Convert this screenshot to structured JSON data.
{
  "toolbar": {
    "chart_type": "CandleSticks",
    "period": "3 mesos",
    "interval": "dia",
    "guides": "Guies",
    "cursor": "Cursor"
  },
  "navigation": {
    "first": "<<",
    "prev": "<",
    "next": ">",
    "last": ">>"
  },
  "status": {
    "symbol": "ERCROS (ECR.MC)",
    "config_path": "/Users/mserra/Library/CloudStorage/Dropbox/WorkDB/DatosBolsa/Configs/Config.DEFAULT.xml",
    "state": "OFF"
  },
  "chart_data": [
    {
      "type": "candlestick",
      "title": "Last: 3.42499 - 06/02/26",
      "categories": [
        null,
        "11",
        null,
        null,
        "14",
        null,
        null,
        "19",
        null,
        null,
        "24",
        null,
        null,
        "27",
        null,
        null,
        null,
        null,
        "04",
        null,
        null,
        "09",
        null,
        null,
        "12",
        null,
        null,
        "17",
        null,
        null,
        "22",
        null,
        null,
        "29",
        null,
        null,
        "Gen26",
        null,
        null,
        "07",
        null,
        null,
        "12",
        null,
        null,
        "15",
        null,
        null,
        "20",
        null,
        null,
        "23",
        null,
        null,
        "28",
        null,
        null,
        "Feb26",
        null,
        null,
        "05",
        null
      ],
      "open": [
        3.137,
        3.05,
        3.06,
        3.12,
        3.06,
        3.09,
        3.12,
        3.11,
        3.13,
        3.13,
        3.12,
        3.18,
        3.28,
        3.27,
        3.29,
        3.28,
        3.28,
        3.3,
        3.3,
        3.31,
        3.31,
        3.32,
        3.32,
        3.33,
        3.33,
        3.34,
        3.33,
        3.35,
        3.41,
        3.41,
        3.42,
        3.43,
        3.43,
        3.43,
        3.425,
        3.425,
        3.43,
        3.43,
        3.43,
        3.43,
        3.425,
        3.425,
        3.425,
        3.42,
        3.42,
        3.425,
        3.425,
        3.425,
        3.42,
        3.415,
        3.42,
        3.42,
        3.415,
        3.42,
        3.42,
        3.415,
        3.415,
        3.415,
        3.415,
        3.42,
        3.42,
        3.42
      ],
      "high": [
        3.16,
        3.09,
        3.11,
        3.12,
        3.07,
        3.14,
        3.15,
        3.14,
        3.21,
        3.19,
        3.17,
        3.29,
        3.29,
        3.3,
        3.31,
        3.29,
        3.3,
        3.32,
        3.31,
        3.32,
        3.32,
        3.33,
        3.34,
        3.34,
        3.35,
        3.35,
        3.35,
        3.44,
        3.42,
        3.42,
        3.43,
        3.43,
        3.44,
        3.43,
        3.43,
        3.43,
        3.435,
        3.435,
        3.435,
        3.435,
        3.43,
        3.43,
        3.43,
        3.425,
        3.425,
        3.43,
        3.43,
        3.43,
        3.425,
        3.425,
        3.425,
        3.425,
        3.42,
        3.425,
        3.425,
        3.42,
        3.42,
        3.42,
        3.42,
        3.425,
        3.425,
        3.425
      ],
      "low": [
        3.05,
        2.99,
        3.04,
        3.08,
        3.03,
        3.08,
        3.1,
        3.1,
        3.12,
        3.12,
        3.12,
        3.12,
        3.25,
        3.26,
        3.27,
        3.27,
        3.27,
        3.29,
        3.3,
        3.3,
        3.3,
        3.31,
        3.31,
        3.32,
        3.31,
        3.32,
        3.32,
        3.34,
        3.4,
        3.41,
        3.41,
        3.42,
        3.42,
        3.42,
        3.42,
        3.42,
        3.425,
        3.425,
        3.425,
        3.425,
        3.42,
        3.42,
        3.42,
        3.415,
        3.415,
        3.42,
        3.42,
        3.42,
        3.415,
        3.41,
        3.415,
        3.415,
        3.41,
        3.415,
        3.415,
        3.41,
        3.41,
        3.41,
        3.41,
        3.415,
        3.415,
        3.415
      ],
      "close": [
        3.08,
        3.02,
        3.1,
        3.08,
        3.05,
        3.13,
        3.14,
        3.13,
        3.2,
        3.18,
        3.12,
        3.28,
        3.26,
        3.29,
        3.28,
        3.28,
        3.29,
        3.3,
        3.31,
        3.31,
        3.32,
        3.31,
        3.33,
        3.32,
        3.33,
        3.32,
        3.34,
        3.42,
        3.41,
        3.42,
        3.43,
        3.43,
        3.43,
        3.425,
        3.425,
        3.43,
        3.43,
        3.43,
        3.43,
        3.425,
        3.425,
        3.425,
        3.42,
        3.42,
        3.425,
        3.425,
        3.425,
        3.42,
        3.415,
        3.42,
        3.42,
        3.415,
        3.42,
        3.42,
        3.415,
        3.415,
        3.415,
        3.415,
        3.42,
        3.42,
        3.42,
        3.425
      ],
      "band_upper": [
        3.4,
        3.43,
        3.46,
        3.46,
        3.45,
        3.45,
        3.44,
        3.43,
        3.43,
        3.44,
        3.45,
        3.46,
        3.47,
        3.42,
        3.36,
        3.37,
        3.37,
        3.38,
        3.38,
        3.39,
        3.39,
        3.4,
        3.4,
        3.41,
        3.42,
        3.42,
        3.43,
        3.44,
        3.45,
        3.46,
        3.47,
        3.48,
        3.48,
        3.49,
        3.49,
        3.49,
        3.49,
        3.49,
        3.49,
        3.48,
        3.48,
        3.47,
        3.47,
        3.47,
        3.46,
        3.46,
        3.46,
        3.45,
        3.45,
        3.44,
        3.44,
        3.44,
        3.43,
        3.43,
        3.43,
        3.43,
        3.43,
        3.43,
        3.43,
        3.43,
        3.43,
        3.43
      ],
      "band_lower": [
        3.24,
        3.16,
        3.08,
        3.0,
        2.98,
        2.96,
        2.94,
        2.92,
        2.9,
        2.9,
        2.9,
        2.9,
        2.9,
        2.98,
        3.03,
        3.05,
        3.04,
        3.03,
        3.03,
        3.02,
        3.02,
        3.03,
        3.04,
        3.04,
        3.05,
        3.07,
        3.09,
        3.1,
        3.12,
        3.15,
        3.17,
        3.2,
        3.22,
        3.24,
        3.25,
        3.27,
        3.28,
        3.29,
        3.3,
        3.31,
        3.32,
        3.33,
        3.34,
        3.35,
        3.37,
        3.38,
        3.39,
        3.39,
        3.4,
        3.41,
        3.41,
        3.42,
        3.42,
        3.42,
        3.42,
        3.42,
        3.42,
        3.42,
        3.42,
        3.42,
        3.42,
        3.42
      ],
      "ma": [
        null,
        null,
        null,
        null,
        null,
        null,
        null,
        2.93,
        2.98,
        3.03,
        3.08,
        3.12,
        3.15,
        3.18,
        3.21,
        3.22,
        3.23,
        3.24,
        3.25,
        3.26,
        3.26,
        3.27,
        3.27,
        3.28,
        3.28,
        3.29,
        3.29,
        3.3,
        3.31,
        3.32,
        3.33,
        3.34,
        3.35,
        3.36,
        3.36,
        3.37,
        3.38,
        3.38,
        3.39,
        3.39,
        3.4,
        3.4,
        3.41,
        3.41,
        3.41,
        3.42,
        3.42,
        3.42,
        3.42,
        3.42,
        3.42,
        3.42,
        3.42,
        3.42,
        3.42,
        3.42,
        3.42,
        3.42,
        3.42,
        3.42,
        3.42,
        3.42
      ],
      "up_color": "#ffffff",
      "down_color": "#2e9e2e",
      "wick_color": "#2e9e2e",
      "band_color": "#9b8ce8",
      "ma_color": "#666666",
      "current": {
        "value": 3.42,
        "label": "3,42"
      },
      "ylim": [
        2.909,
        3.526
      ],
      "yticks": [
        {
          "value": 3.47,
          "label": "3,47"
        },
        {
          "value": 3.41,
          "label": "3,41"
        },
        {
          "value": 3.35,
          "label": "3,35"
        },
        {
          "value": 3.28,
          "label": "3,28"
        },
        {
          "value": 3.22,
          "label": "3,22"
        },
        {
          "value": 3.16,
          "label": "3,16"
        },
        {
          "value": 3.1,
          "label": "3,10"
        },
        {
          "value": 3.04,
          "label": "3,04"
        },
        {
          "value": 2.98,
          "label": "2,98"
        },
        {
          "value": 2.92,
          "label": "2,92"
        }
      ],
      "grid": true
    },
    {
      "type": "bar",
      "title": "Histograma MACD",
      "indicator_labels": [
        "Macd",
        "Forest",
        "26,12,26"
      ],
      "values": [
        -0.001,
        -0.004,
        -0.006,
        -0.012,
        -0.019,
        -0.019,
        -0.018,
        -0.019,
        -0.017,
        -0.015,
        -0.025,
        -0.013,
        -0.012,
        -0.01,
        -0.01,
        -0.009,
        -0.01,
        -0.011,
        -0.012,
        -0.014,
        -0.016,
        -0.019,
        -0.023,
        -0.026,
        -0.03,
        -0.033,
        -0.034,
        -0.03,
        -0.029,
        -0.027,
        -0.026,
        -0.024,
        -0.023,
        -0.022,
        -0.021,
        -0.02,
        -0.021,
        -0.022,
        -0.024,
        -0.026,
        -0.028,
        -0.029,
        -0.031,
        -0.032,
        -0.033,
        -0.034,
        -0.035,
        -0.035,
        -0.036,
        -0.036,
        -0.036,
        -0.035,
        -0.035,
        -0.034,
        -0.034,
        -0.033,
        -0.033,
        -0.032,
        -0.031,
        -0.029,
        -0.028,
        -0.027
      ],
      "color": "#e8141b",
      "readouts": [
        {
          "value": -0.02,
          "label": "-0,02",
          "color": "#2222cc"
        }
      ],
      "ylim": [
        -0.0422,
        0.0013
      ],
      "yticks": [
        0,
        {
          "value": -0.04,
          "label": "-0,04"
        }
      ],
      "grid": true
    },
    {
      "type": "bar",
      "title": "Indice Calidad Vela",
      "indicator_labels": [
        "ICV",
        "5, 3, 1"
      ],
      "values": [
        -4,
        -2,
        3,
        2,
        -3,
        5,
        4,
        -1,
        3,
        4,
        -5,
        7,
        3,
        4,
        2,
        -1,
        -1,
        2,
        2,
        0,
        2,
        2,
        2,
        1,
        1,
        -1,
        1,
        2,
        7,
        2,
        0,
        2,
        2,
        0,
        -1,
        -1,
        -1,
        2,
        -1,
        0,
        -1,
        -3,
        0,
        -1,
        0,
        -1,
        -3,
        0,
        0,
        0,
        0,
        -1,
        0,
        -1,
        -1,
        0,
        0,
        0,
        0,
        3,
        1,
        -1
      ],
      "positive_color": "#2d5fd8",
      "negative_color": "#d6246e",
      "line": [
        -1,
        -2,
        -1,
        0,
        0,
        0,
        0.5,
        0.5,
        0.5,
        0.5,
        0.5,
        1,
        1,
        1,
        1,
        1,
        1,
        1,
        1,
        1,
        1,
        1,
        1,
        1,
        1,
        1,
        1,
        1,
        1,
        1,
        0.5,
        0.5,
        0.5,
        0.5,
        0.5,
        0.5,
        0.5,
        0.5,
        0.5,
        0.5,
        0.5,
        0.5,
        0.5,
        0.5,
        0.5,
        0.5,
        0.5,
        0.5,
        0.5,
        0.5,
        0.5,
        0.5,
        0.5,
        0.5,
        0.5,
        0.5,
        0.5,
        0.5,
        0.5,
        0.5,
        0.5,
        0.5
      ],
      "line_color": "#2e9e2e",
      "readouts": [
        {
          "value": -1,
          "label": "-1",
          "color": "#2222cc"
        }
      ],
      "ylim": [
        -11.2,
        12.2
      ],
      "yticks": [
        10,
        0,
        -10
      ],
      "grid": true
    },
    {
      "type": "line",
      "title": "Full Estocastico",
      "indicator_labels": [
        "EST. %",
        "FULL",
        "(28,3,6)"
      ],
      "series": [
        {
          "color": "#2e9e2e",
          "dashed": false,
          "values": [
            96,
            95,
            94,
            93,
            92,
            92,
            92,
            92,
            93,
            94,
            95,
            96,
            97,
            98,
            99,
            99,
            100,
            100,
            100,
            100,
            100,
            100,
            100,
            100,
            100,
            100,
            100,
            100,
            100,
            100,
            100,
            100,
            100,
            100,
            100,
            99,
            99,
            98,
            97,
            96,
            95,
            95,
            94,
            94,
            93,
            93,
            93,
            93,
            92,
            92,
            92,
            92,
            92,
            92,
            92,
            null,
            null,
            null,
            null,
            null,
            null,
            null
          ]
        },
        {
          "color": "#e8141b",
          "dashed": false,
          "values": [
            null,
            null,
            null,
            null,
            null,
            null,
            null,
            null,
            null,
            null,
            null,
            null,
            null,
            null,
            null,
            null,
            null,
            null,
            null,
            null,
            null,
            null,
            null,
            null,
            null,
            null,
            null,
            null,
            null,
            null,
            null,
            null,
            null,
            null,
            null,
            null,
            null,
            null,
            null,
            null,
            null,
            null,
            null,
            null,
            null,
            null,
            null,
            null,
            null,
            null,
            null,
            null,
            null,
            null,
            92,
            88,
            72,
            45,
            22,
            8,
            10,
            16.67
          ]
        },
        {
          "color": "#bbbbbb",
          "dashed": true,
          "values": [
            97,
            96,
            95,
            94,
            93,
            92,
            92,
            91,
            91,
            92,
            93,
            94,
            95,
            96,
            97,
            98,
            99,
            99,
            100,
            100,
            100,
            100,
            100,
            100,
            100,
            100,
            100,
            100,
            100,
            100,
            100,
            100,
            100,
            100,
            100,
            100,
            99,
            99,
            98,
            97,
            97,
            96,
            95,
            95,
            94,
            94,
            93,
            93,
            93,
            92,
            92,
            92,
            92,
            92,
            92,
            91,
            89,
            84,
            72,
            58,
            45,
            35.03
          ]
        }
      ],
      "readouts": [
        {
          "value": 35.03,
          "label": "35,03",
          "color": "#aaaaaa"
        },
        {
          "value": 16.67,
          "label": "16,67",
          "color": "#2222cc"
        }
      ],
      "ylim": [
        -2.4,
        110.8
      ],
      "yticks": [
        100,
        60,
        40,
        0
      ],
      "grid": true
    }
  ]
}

The problem> Using the records above, pull out each line where the word "title" occurs.

Solution to the exercise>
      "title": "Last: 3.42499 - 06/02/26",
      "title": "Histograma MACD",
      "title": "Indice Calidad Vela",
      "title": "Full Estocastico",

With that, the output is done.